▶ [EXERCISE PROMPT]
Pictures stay out of the copy; restate everything else in the material exactly.

▶ [EXERCISE MATERIALS]
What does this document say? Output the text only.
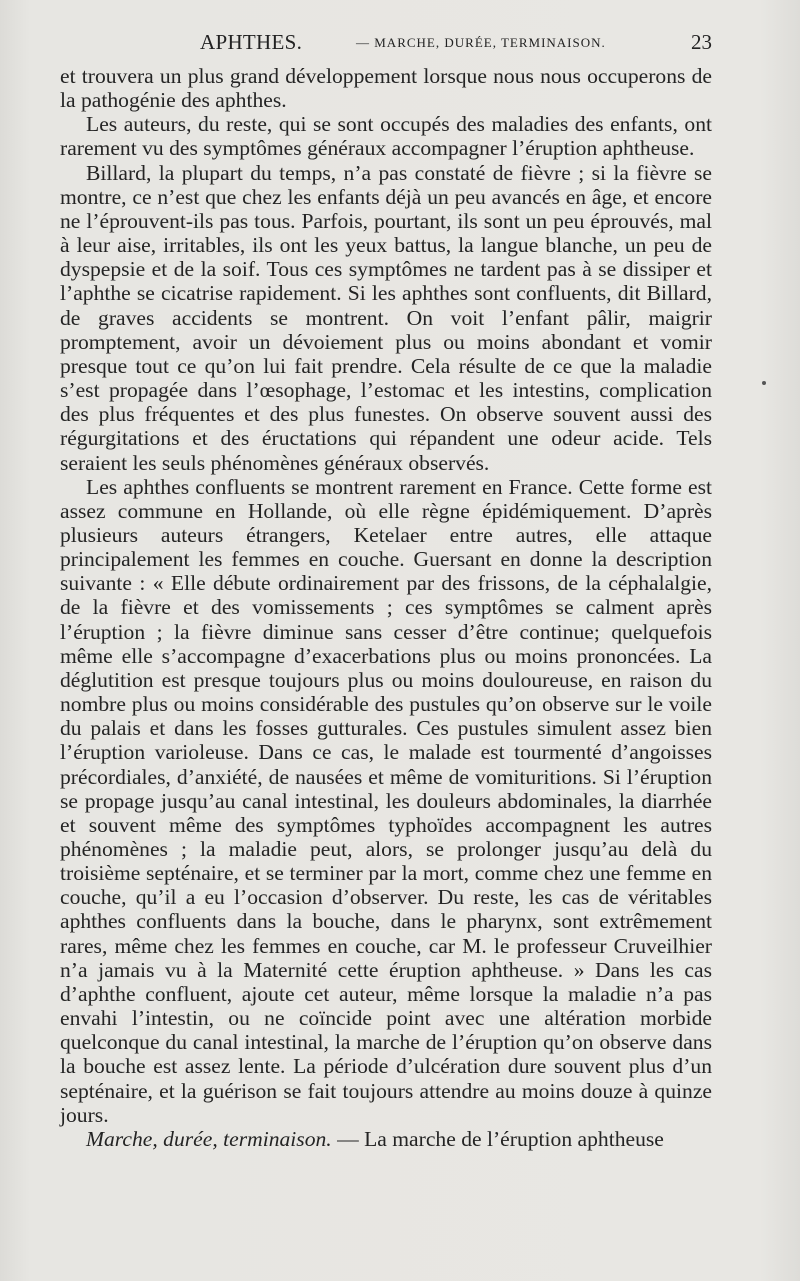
APHTHES.	— MARCHE, DURÉE, TERMINAISON.	23

et trouvera un plus grand développement lorsque nous nous occuperons de la pathogénie des aphthes.

Les auteurs, du reste, qui se sont occupés des maladies des enfants, ont rarement vu des symptômes généraux accompagner l’éruption aphtheuse.

Billard, la plupart du temps, n’a pas constaté de fièvre ; si la fièvre se montre, ce n’est que chez les enfants déjà un peu avancés en âge, et encore ne l’éprouvent-ils pas tous. Parfois, pourtant, ils sont un peu éprouvés, mal à leur aise, irritables, ils ont les yeux battus, la langue blanche, un peu de dyspepsie et de la soif. Tous ces symptômes ne tardent pas à se dissiper et l’aphthe se cicatrise rapidement. Si les aphthes sont confluents, dit Billard, de graves accidents se montrent. On voit l’enfant pâlir, maigrir promptement, avoir un dévoiement plus ou moins abondant et vomir presque tout ce qu’on lui fait prendre. Cela résulte de ce que la maladie s’est propagée dans l’œsophage, l’estomac et les intestins, complication des plus fréquentes et des plus funestes. On observe souvent aussi des régurgitations et des éructations qui répandent une odeur acide. Tels seraient les seuls phénomènes généraux observés.

Les aphthes confluents se montrent rarement en France. Cette forme est assez commune en Hollande, où elle règne épidémiquement. D’après plusieurs auteurs étrangers, Ketelaer entre autres, elle attaque principalement les femmes en couche. Guersant en donne la description suivante : « Elle débute ordinairement par des frissons, de la céphalalgie, de la fièvre et des vomissements ; ces symptômes se calment après l’éruption ; la fièvre diminue sans cesser d’être continue; quelquefois même elle s’accompagne d’exacerbations plus ou moins prononcées. La déglutition est presque toujours plus ou moins douloureuse, en raison du nombre plus ou moins considérable des pustules qu’on observe sur le voile du palais et dans les fosses gutturales. Ces pustules simulent assez bien l’éruption varioleuse. Dans ce cas, le malade est tourmenté d’angoisses précordiales, d’anxiété, de nausées et même de vomituritions. Si l’éruption se propage jusqu’au canal intestinal, les douleurs abdominales, la diarrhée et souvent même des symptômes typhoïdes accompagnent les autres phénomènes ; la maladie peut, alors, se prolonger jusqu’au delà du troisième septénaire, et se terminer par la mort, comme chez une femme en couche, qu’il a eu l’occasion d’observer. Du reste, les cas de véritables aphthes confluents dans la bouche, dans le pharynx, sont extrêmement rares, même chez les femmes en couche, car M. le professeur Cruveilhier n’a jamais vu à la Maternité cette éruption aphtheuse. » Dans les cas d’aphthe confluent, ajoute cet auteur, même lorsque la maladie n’a pas envahi l’intestin, ou ne coïncide point avec une altération morbide quelconque du canal intestinal, la marche de l’éruption qu’on observe dans la bouche est assez lente. La période d’ulcération dure souvent plus d’un septénaire, et la guérison se fait toujours attendre au moins douze à quinze jours.

Marche, durée, terminaison. — La marche de l’éruption aphtheuse
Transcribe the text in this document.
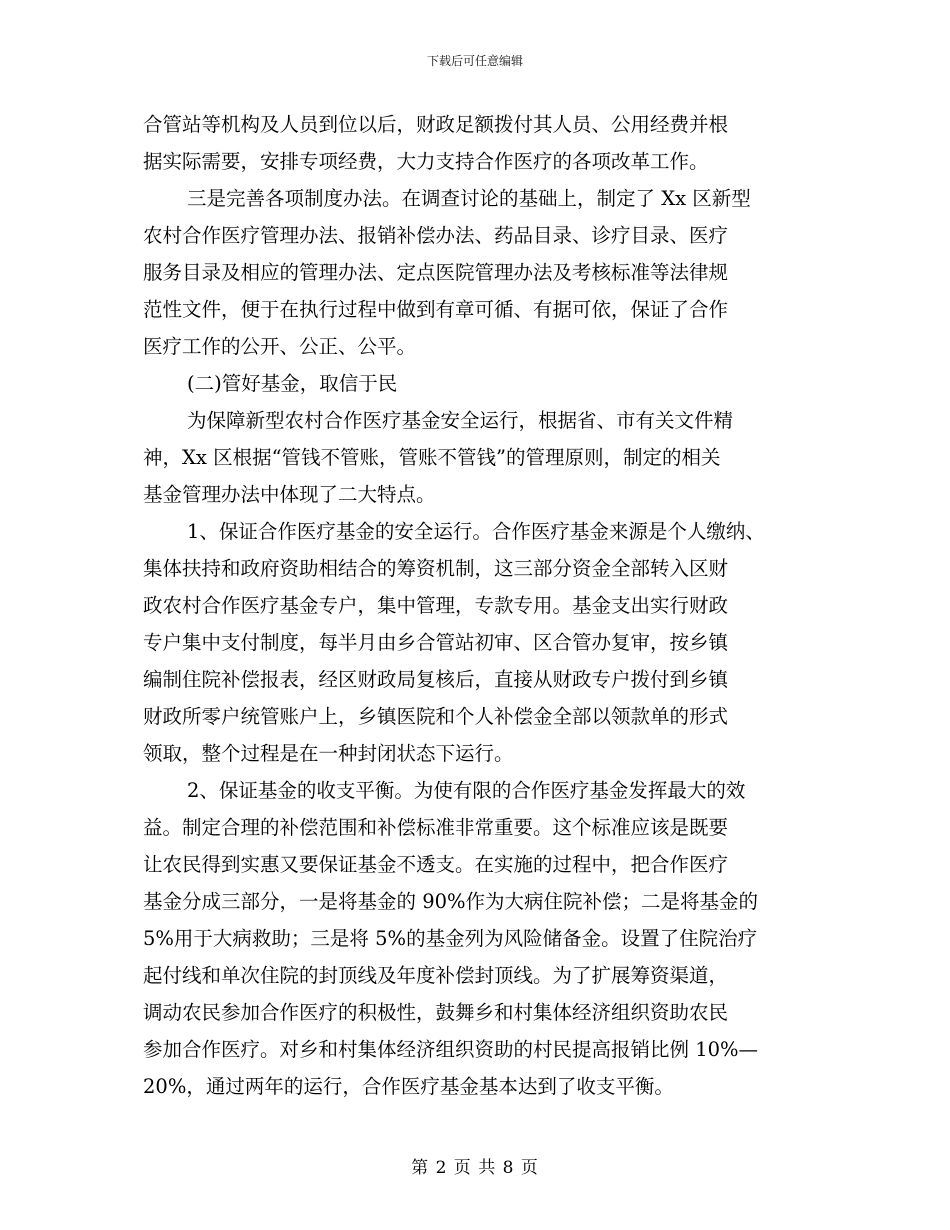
下载后可任意编辑
合管站等机构及人员到位以后，财政足额拨付其人员、公用经费并根
据实际需要，安排专项经费，大力支持合作医疗的各项改革工作。
三是完善各项制度办法。在调查讨论的基础上，制定了 Xx 区新型
农村合作医疗管理办法、报销补偿办法、药品目录、诊疗目录、医疗
服务目录及相应的管理办法、定点医院管理办法及考核标准等法律规
范性文件，便于在执行过程中做到有章可循、有据可依，保证了合作
医疗工作的公开、公正、公平。
(二)管好基金，取信于民
为保障新型农村合作医疗基金安全运行，根据省、市有关文件精
神，Xx 区根据“管钱不管账，管账不管钱”的管理原则，制定的相关
基金管理办法中体现了二大特点。
1、保证合作医疗基金的安全运行。合作医疗基金来源是个人缴纳、
集体扶持和政府资助相结合的筹资机制，这三部分资金全部转入区财
政农村合作医疗基金专户，集中管理，专款专用。基金支出实行财政
专户集中支付制度，每半月由乡合管站初审、区合管办复审，按乡镇
编制住院补偿报表，经区财政局复核后，直接从财政专户拨付到乡镇
财政所零户统管账户上，乡镇医院和个人补偿金全部以领款单的形式
领取，整个过程是在一种封闭状态下运行。
2、保证基金的收支平衡。为使有限的合作医疗基金发挥最大的效
益。制定合理的补偿范围和补偿标准非常重要。这个标准应该是既要
让农民得到实惠又要保证基金不透支。在实施的过程中，把合作医疗
基金分成三部分，一是将基金的 90%作为大病住院补偿；二是将基金的
5%用于大病救助；三是将 5%的基金列为风险储备金。设置了住院治疗
起付线和单次住院的封顶线及年度补偿封顶线。为了扩展筹资渠道，
调动农民参加合作医疗的积极性，鼓舞乡和村集体经济组织资助农民
参加合作医疗。对乡和村集体经济组织资助的村民提高报销比例 10%—
20%，通过两年的运行，合作医疗基金基本达到了收支平衡。
第 2 页 共 8 页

▶ [TASK OUTPUT]
What does this document say? Output the text only.
APHTHES.	— MARCHE, DURÉE, TERMINAISON.	23

et trouvera un plus grand développement lorsque nous nous occuperons de la pathogénie des aphthes.

Les auteurs, du reste, qui se sont occupés des maladies des enfants, ont rarement vu des symptômes généraux accompagner l’éruption aphtheuse.

Billard, la plupart du temps, n’a pas constaté de fièvre ; si la fièvre se montre, ce n’est que chez les enfants déjà un peu avancés en âge, et encore ne l’éprouvent-ils pas tous. Parfois, pourtant, ils sont un peu éprouvés, mal à leur aise, irritables, ils ont les yeux battus, la langue blanche, un peu de dyspepsie et de la soif. Tous ces symptômes ne tardent pas à se dissiper et l’aphthe se cicatrise rapidement. Si les aphthes sont confluents, dit Billard, de graves accidents se montrent. On voit l’enfant pâlir, maigrir promptement, avoir un dévoiement plus ou moins abondant et vomir presque tout ce qu’on lui fait prendre. Cela résulte de ce que la maladie s’est propagée dans l’œsophage, l’estomac et les intestins, complication des plus fréquentes et des plus funestes. On observe souvent aussi des régurgitations et des éructations qui répandent une odeur acide. Tels seraient les seuls phénomènes généraux observés.

Les aphthes confluents se montrent rarement en France. Cette forme est assez commune en Hollande, où elle règne épidémiquement. D’après plusieurs auteurs étrangers, Ketelaer entre autres, elle attaque principalement les femmes en couche. Guersant en donne la description suivante : « Elle débute ordinairement par des frissons, de la céphalalgie, de la fièvre et des vomissements ; ces symptômes se calment après l’éruption ; la fièvre diminue sans cesser d’être continue; quelquefois même elle s’accompagne d’exacerbations plus ou moins prononcées. La déglutition est presque toujours plus ou moins douloureuse, en raison du nombre plus ou moins considérable des pustules qu’on observe sur le voile du palais et dans les fosses gutturales. Ces pustules simulent assez bien l’éruption varioleuse. Dans ce cas, le malade est tourmenté d’angoisses précordiales, d’anxiété, de nausées et même de vomituritions. Si l’éruption se propage jusqu’au canal intestinal, les douleurs abdominales, la diarrhée et souvent même des symptômes typhoïdes accompagnent les autres phénomènes ; la maladie peut, alors, se prolonger jusqu’au delà du troisième septénaire, et se terminer par la mort, comme chez une femme en couche, qu’il a eu l’occasion d’observer. Du reste, les cas de véritables aphthes confluents dans la bouche, dans le pharynx, sont extrêmement rares, même chez les femmes en couche, car M. le professeur Cruveilhier n’a jamais vu à la Maternité cette éruption aphtheuse. » Dans les cas d’aphthe confluent, ajoute cet auteur, même lorsque la maladie n’a pas envahi l’intestin, ou ne coïncide point avec une altération morbide quelconque du canal intestinal, la marche de l’éruption qu’on observe dans la bouche est assez lente. La période d’ulcération dure souvent plus d’un septénaire, et la guérison se fait toujours attendre au moins douze à quinze jours.

Marche, durée, terminaison. — La marche de l’éruption aphtheuse
Transcribe the text in this document.
下载后可任意编辑
合管站等机构及人员到位以后，财政足额拨付其人员、公用经费并根
据实际需要，安排专项经费，大力支持合作医疗的各项改革工作。
三是完善各项制度办法。在调查讨论的基础上，制定了 Xx 区新型
农村合作医疗管理办法、报销补偿办法、药品目录、诊疗目录、医疗
服务目录及相应的管理办法、定点医院管理办法及考核标准等法律规
范性文件，便于在执行过程中做到有章可循、有据可依，保证了合作
医疗工作的公开、公正、公平。
(二)管好基金，取信于民
为保障新型农村合作医疗基金安全运行，根据省、市有关文件精
神，Xx 区根据“管钱不管账，管账不管钱”的管理原则，制定的相关
基金管理办法中体现了二大特点。
1、保证合作医疗基金的安全运行。合作医疗基金来源是个人缴纳、
集体扶持和政府资助相结合的筹资机制，这三部分资金全部转入区财
政农村合作医疗基金专户，集中管理，专款专用。基金支出实行财政
专户集中支付制度，每半月由乡合管站初审、区合管办复审，按乡镇
编制住院补偿报表，经区财政局复核后，直接从财政专户拨付到乡镇
财政所零户统管账户上，乡镇医院和个人补偿金全部以领款单的形式
领取，整个过程是在一种封闭状态下运行。
2、保证基金的收支平衡。为使有限的合作医疗基金发挥最大的效
益。制定合理的补偿范围和补偿标准非常重要。这个标准应该是既要
让农民得到实惠又要保证基金不透支。在实施的过程中，把合作医疗
基金分成三部分，一是将基金的 90%作为大病住院补偿；二是将基金的
5%用于大病救助；三是将 5%的基金列为风险储备金。设置了住院治疗
起付线和单次住院的封顶线及年度补偿封顶线。为了扩展筹资渠道，
调动农民参加合作医疗的积极性，鼓舞乡和村集体经济组织资助农民
参加合作医疗。对乡和村集体经济组织资助的村民提高报销比例 10%—
20%，通过两年的运行，合作医疗基金基本达到了收支平衡。
第 2 页 共 8 页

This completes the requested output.